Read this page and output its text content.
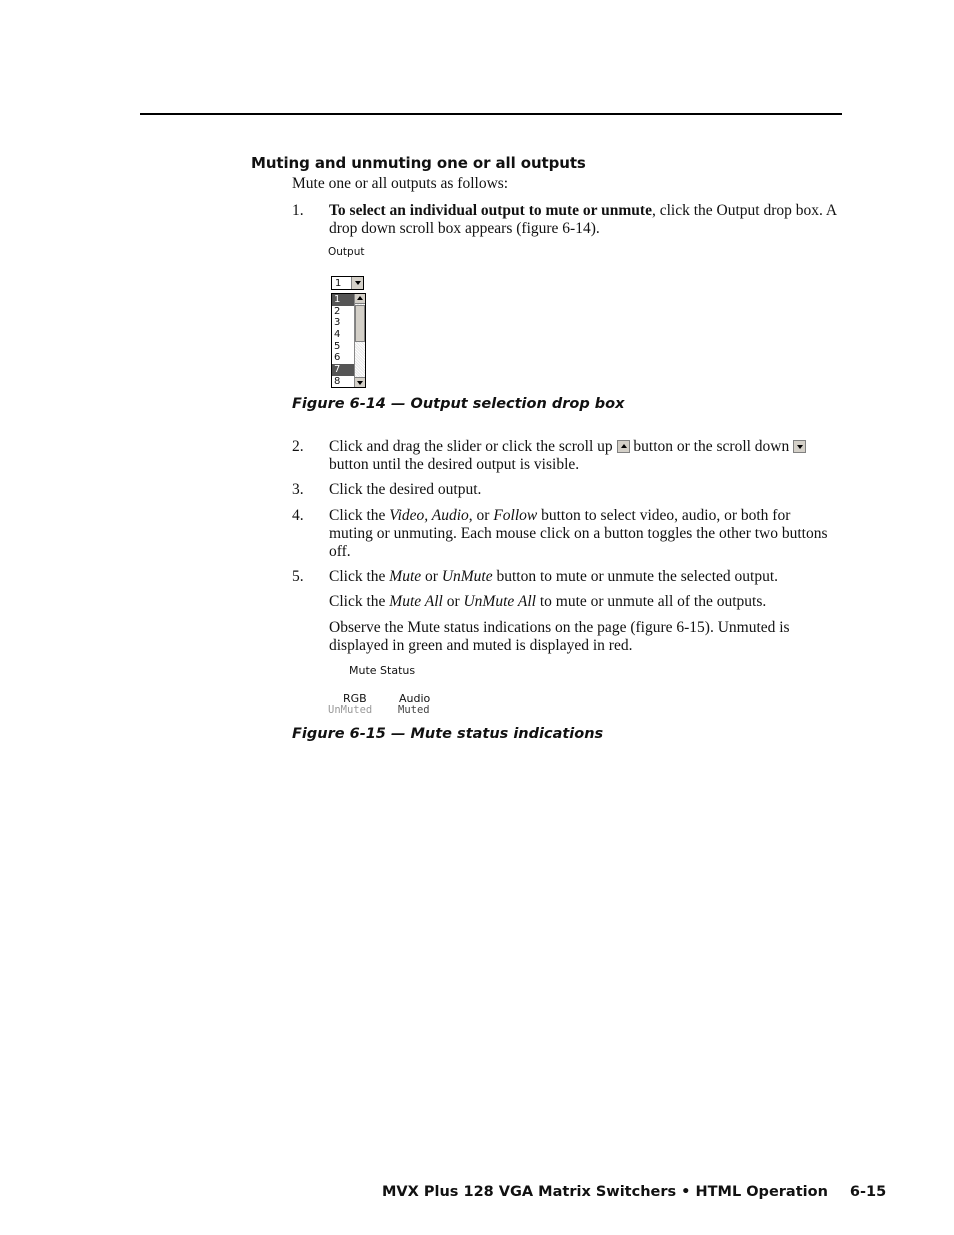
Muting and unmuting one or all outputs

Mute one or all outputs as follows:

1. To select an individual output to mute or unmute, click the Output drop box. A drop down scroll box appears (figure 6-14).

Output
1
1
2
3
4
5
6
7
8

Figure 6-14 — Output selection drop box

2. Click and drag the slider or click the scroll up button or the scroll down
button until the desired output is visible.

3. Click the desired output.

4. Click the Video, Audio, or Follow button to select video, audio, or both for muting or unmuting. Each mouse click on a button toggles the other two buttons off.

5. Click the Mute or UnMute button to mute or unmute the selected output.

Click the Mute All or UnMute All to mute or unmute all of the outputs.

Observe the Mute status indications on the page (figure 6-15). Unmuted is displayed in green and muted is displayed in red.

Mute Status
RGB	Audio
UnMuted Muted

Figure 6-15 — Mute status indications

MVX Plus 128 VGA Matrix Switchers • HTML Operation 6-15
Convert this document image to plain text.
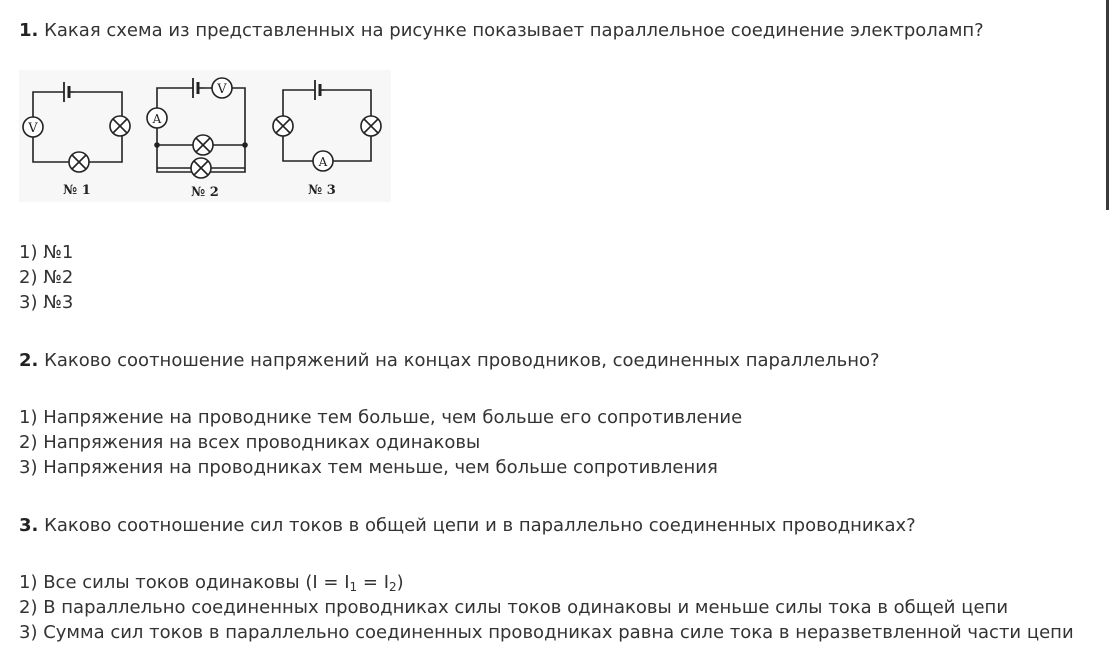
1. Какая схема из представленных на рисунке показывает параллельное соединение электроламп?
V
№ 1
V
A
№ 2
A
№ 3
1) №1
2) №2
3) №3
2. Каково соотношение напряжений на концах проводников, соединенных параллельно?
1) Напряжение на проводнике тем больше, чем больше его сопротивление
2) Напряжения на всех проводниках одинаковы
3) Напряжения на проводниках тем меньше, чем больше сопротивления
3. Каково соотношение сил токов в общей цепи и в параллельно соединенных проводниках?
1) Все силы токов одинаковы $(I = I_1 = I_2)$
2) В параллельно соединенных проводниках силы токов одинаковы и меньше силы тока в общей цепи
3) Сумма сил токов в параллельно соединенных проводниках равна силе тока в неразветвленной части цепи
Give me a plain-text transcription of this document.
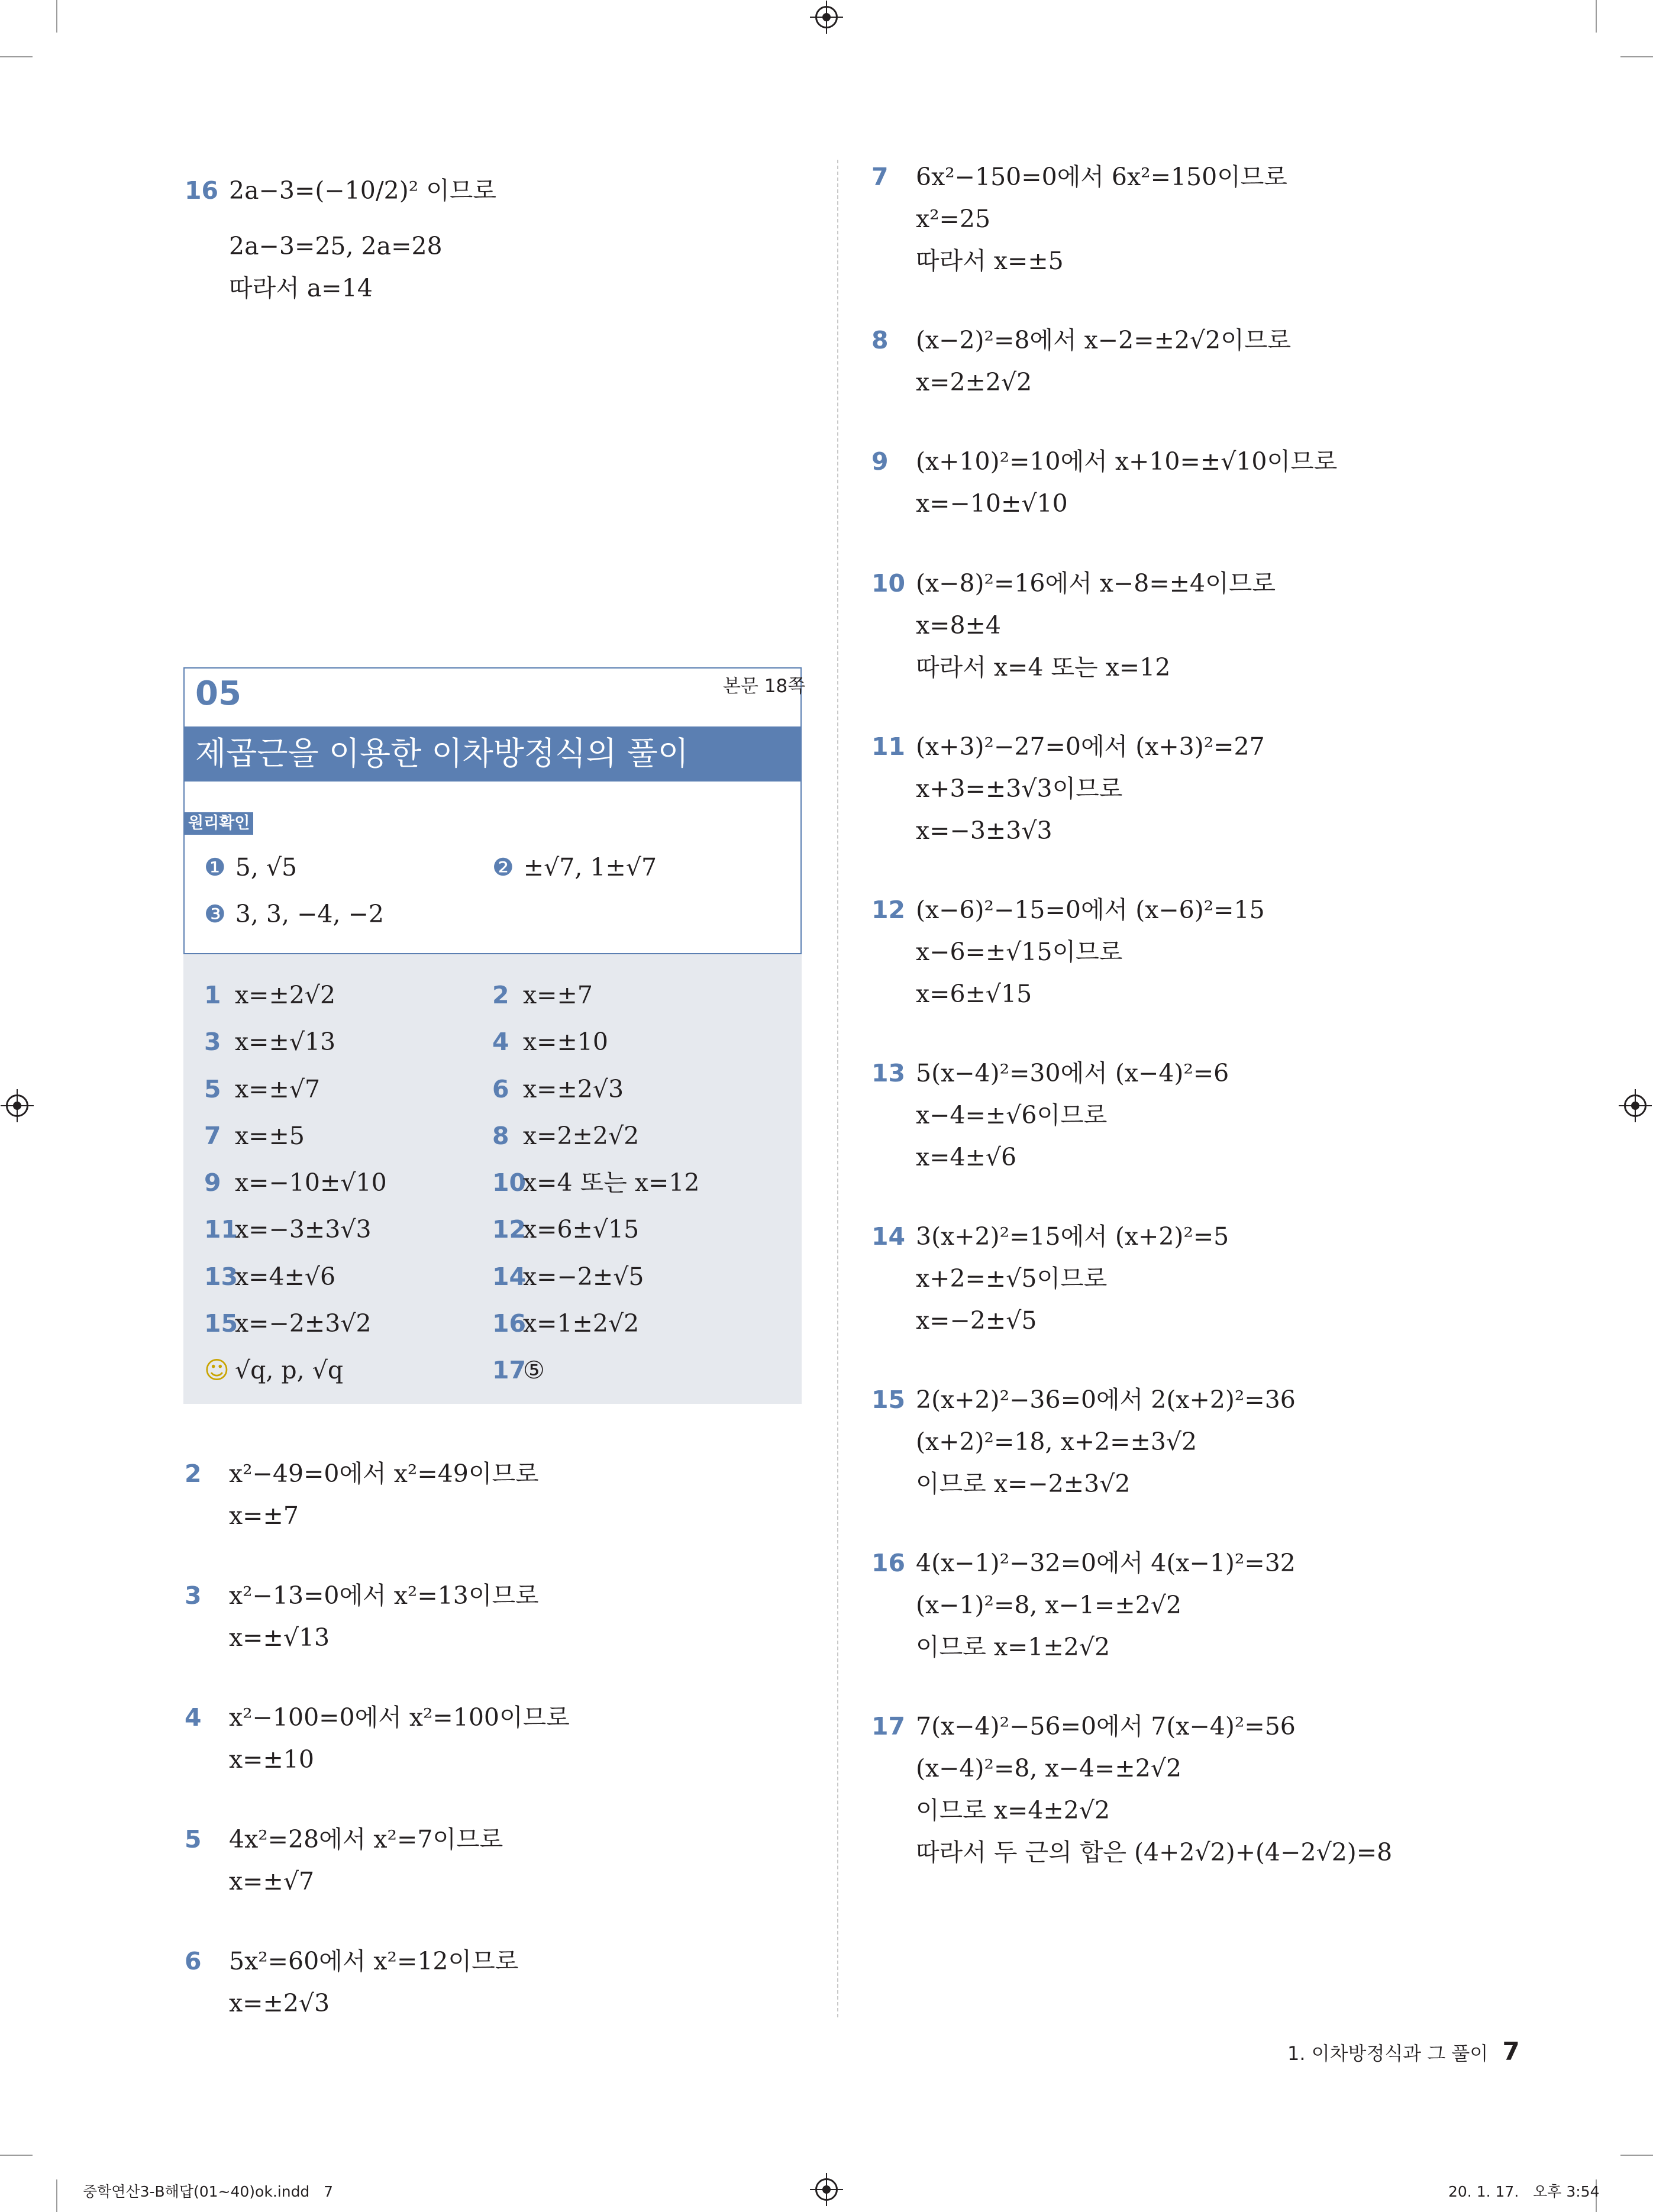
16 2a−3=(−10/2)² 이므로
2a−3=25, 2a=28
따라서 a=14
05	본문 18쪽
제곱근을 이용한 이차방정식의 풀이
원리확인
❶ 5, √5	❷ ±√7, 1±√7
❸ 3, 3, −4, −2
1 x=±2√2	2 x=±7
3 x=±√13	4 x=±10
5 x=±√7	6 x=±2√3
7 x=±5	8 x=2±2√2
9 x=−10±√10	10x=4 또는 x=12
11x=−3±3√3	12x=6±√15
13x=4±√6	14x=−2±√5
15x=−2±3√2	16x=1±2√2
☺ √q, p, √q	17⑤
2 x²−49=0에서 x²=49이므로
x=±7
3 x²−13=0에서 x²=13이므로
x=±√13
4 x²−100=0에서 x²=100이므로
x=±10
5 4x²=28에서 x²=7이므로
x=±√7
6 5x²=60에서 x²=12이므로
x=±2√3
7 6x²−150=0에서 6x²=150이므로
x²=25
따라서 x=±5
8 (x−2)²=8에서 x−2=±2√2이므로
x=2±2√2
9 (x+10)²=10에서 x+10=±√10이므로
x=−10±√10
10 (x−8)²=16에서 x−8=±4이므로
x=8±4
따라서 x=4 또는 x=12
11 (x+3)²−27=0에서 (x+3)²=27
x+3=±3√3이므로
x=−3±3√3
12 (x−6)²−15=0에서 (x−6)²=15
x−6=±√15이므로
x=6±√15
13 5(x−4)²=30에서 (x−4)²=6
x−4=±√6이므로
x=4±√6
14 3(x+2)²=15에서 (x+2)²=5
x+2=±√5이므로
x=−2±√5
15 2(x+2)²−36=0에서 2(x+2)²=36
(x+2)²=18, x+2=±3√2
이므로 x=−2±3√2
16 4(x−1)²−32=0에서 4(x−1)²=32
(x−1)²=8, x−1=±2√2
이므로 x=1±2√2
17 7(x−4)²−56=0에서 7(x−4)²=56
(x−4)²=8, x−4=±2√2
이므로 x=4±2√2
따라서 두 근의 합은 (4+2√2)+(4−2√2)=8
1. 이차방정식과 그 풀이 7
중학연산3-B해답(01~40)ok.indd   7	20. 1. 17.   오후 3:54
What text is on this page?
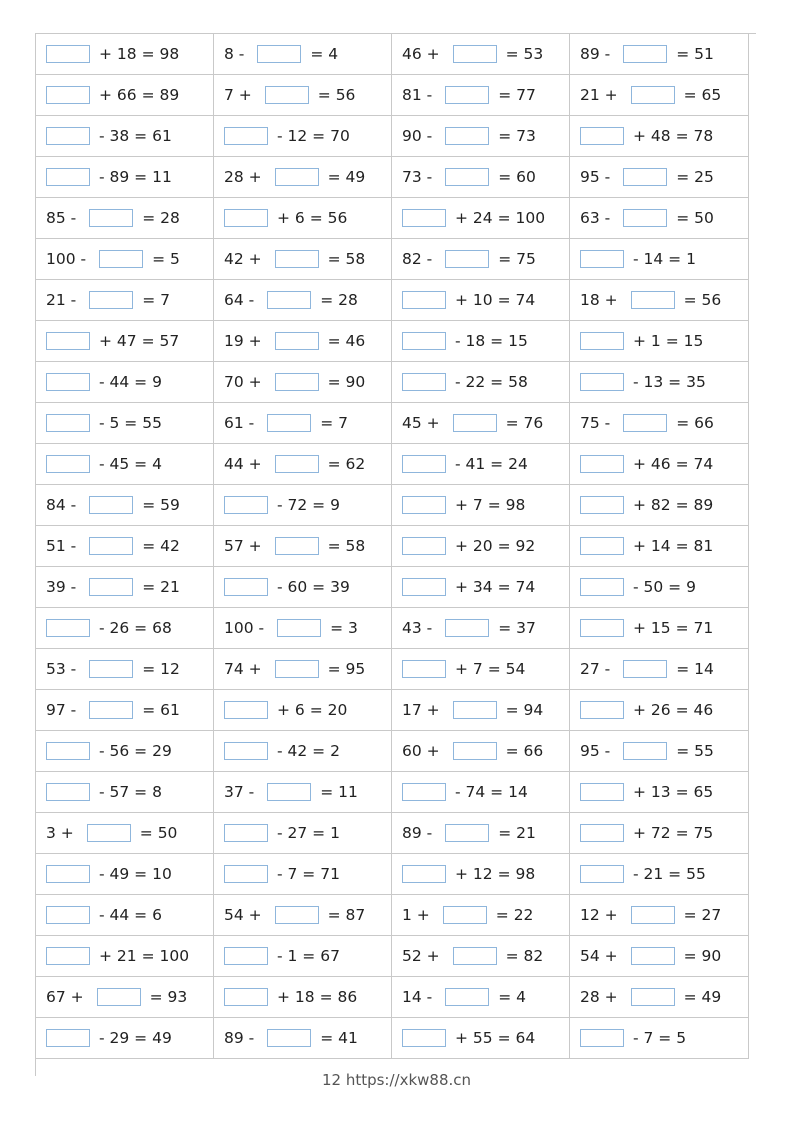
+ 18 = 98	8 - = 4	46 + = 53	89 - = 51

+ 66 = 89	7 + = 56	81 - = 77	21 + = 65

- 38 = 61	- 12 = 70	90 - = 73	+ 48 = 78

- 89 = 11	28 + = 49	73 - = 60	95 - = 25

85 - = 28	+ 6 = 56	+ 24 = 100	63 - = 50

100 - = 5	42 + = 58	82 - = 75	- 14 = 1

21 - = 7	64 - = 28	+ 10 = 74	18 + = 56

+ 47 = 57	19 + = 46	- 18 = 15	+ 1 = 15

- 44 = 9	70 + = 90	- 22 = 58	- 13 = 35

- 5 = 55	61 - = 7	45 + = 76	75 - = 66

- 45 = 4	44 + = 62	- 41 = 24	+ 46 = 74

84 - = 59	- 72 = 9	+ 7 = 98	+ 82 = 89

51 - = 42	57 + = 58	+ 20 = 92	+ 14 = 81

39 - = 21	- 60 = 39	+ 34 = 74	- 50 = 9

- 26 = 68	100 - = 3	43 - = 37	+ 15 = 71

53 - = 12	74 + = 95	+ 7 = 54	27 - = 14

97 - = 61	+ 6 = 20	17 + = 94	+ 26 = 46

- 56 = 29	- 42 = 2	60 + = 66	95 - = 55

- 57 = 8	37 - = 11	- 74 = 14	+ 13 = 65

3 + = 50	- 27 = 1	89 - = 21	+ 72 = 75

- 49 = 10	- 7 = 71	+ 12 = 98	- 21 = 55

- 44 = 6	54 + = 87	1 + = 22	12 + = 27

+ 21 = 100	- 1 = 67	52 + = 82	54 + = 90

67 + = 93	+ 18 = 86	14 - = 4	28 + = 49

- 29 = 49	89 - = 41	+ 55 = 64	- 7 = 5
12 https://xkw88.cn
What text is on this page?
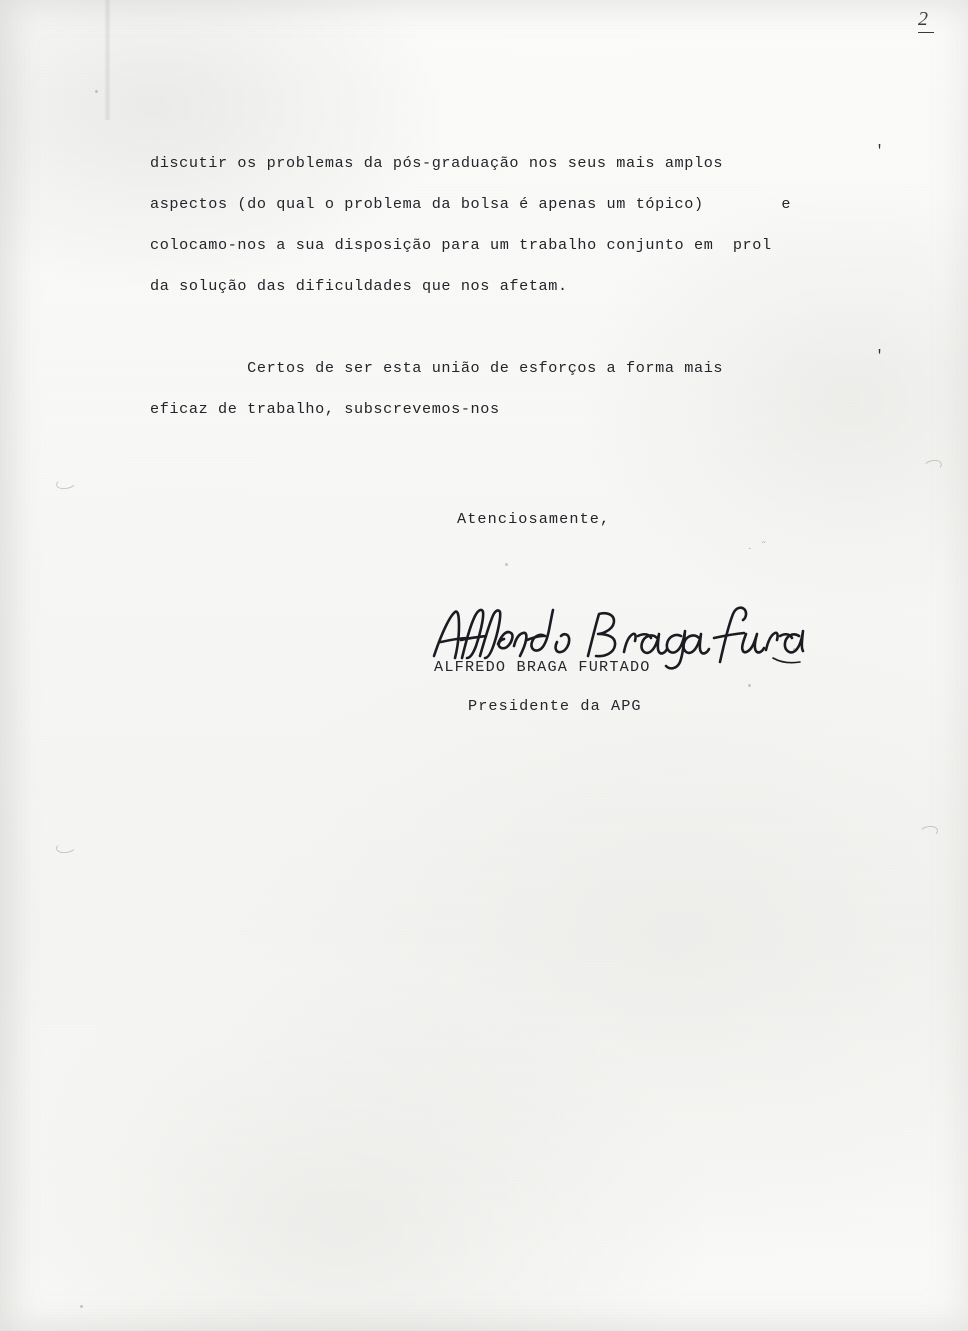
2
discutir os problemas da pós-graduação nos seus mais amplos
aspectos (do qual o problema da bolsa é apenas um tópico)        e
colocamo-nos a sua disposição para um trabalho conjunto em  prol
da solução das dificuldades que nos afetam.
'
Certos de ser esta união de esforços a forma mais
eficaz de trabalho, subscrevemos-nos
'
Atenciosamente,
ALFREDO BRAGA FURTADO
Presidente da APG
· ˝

▬▬▬▬▬▬▬▬▬▬

- Exercise instructions
Indicate how many lines of the material include the word "button"; the number alone is required.

- Answer in full
4